Exercise objective: Filter the listing below, copying every line in which the word "date" appears.

Recorded data:
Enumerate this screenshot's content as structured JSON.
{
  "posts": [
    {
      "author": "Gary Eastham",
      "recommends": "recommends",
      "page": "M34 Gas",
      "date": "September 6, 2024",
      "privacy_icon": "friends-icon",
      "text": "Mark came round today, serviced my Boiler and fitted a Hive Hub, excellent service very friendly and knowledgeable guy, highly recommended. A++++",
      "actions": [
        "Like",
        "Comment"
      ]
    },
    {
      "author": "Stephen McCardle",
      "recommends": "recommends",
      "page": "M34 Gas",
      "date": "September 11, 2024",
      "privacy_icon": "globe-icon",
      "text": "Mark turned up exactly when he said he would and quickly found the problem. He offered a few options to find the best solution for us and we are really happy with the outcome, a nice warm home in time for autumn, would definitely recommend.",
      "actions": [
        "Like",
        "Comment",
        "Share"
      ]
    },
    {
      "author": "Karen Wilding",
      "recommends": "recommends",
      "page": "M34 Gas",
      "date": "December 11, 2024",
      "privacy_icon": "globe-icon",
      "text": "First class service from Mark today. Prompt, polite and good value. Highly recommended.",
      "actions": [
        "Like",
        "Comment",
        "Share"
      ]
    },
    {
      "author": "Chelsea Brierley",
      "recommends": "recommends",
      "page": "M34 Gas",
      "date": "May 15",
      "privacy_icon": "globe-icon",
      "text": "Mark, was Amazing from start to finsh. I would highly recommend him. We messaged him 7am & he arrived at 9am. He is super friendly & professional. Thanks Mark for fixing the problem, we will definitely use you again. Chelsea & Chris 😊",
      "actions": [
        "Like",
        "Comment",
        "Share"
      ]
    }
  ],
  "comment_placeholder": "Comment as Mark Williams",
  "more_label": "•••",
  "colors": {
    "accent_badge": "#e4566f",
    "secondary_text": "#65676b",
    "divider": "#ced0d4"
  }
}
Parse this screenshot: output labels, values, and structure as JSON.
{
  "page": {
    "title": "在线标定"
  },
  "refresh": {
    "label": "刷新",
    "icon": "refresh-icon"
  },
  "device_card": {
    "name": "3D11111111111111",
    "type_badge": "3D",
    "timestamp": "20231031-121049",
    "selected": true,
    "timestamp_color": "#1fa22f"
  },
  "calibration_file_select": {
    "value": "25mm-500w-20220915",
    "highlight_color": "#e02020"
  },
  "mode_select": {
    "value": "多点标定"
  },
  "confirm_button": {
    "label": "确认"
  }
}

Correct response:
      "date": "September 6, 2024",
      "date": "September 11, 2024",
      "date": "December 11, 2024",
      "date": "May 15",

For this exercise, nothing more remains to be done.